What this task involves ::
Every line of the material is to be repeated exactly as it stands.

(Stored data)
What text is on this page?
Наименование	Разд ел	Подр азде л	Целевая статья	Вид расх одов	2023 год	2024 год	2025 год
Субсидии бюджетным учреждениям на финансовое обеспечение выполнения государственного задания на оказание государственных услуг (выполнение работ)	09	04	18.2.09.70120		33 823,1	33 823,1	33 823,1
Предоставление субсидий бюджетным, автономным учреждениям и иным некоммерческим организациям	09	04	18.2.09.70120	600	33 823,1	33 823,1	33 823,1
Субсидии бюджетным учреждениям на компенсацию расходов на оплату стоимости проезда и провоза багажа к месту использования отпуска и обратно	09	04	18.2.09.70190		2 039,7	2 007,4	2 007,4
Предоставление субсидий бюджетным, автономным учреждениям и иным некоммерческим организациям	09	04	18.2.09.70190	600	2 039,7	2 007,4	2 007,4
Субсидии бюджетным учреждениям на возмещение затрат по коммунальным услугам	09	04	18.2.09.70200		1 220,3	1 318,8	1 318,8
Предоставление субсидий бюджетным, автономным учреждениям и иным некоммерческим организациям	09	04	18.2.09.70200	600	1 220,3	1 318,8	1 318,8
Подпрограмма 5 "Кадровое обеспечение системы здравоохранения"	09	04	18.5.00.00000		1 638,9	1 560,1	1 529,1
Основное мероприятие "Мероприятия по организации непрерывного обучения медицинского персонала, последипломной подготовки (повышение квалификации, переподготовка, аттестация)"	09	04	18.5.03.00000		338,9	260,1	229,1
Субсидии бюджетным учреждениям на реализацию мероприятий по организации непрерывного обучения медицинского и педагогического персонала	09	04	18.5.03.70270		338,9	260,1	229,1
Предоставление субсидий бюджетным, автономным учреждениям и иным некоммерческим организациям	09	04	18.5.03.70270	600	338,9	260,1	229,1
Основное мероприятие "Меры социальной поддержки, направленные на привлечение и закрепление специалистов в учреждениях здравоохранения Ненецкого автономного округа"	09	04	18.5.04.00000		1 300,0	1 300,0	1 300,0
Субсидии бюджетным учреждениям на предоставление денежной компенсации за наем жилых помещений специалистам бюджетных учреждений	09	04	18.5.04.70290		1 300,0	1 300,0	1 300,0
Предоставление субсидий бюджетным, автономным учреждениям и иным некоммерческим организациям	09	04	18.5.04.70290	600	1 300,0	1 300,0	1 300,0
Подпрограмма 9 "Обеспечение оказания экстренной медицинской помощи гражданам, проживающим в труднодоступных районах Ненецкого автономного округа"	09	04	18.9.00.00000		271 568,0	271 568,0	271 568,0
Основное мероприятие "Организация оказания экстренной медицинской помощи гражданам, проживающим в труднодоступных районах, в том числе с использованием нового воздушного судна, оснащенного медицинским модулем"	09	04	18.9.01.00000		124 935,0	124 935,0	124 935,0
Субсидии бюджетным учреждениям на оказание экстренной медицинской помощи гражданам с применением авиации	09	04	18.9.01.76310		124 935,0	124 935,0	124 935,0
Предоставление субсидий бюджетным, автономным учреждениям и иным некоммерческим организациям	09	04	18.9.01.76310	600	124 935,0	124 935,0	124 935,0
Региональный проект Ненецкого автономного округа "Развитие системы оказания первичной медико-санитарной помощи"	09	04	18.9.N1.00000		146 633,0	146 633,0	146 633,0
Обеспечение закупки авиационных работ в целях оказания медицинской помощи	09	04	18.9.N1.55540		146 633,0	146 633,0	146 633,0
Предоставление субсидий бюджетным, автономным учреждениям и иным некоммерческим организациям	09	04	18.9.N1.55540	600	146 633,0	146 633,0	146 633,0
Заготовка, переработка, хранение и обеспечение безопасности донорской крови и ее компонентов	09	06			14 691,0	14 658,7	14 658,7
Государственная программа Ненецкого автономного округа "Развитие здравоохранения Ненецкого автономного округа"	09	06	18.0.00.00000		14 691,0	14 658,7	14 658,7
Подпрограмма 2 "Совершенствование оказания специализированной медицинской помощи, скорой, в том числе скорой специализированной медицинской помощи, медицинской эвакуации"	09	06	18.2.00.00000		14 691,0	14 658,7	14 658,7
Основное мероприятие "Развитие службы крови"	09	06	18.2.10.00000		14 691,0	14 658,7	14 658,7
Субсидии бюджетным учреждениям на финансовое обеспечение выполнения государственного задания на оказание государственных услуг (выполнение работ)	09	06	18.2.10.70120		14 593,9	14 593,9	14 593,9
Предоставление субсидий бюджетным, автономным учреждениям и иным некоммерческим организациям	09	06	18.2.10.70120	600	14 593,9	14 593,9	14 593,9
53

Full output ::
What text is on this page?
Наименование	Разд ел	Подр азде л	Целевая статья	Вид расх одов	2023 год	2024 год	2025 год
Субсидии бюджетным учреждениям на финансовое обеспечение выполнения государственного задания на оказание государственных услуг (выполнение работ)	09	04	18.2.09.70120		33 823,1	33 823,1	33 823,1
Предоставление субсидий бюджетным, автономным учреждениям и иным некоммерческим организациям	09	04	18.2.09.70120	600	33 823,1	33 823,1	33 823,1
Субсидии бюджетным учреждениям на компенсацию расходов на оплату стоимости проезда и провоза багажа к месту использования отпуска и обратно	09	04	18.2.09.70190		2 039,7	2 007,4	2 007,4
Предоставление субсидий бюджетным, автономным учреждениям и иным некоммерческим организациям	09	04	18.2.09.70190	600	2 039,7	2 007,4	2 007,4
Субсидии бюджетным учреждениям на возмещение затрат по коммунальным услугам	09	04	18.2.09.70200		1 220,3	1 318,8	1 318,8
Предоставление субсидий бюджетным, автономным учреждениям и иным некоммерческим организациям	09	04	18.2.09.70200	600	1 220,3	1 318,8	1 318,8
Подпрограмма 5 "Кадровое обеспечение системы здравоохранения"	09	04	18.5.00.00000		1 638,9	1 560,1	1 529,1
Основное мероприятие "Мероприятия по организации непрерывного обучения медицинского персонала, последипломной подготовки (повышение квалификации, переподготовка, аттестация)"	09	04	18.5.03.00000		338,9	260,1	229,1
Субсидии бюджетным учреждениям на реализацию мероприятий по организации непрерывного обучения медицинского и педагогического персонала	09	04	18.5.03.70270		338,9	260,1	229,1
Предоставление субсидий бюджетным, автономным учреждениям и иным некоммерческим организациям	09	04	18.5.03.70270	600	338,9	260,1	229,1
Основное мероприятие "Меры социальной поддержки, направленные на привлечение и закрепление специалистов в учреждениях здравоохранения Ненецкого автономного округа"	09	04	18.5.04.00000		1 300,0	1 300,0	1 300,0
Субсидии бюджетным учреждениям на предоставление денежной компенсации за наем жилых помещений специалистам бюджетных учреждений	09	04	18.5.04.70290		1 300,0	1 300,0	1 300,0
Предоставление субсидий бюджетным, автономным учреждениям и иным некоммерческим организациям	09	04	18.5.04.70290	600	1 300,0	1 300,0	1 300,0
Подпрограмма 9 "Обеспечение оказания экстренной медицинской помощи гражданам, проживающим в труднодоступных районах Ненецкого автономного округа"	09	04	18.9.00.00000		271 568,0	271 568,0	271 568,0
Основное мероприятие "Организация оказания экстренной медицинской помощи гражданам, проживающим в труднодоступных районах, в том числе с использованием нового воздушного судна, оснащенного медицинским модулем"	09	04	18.9.01.00000		124 935,0	124 935,0	124 935,0
Субсидии бюджетным учреждениям на оказание экстренной медицинской помощи гражданам с применением авиации	09	04	18.9.01.76310		124 935,0	124 935,0	124 935,0
Предоставление субсидий бюджетным, автономным учреждениям и иным некоммерческим организациям	09	04	18.9.01.76310	600	124 935,0	124 935,0	124 935,0
Региональный проект Ненецкого автономного округа "Развитие системы оказания первичной медико-санитарной помощи"	09	04	18.9.N1.00000		146 633,0	146 633,0	146 633,0
Обеспечение закупки авиационных работ в целях оказания медицинской помощи	09	04	18.9.N1.55540		146 633,0	146 633,0	146 633,0
Предоставление субсидий бюджетным, автономным учреждениям и иным некоммерческим организациям	09	04	18.9.N1.55540	600	146 633,0	146 633,0	146 633,0
Заготовка, переработка, хранение и обеспечение безопасности донорской крови и ее компонентов	09	06			14 691,0	14 658,7	14 658,7
Государственная программа Ненецкого автономного округа "Развитие здравоохранения Ненецкого автономного округа"	09	06	18.0.00.00000		14 691,0	14 658,7	14 658,7
Подпрограмма 2 "Совершенствование оказания специализированной медицинской помощи, скорой, в том числе скорой специализированной медицинской помощи, медицинской эвакуации"	09	06	18.2.00.00000		14 691,0	14 658,7	14 658,7
Основное мероприятие "Развитие службы крови"	09	06	18.2.10.00000		14 691,0	14 658,7	14 658,7
Субсидии бюджетным учреждениям на финансовое обеспечение выполнения государственного задания на оказание государственных услуг (выполнение работ)	09	06	18.2.10.70120		14 593,9	14 593,9	14 593,9
Предоставление субсидий бюджетным, автономным учреждениям и иным некоммерческим организациям	09	06	18.2.10.70120	600	14 593,9	14 593,9	14 593,9
53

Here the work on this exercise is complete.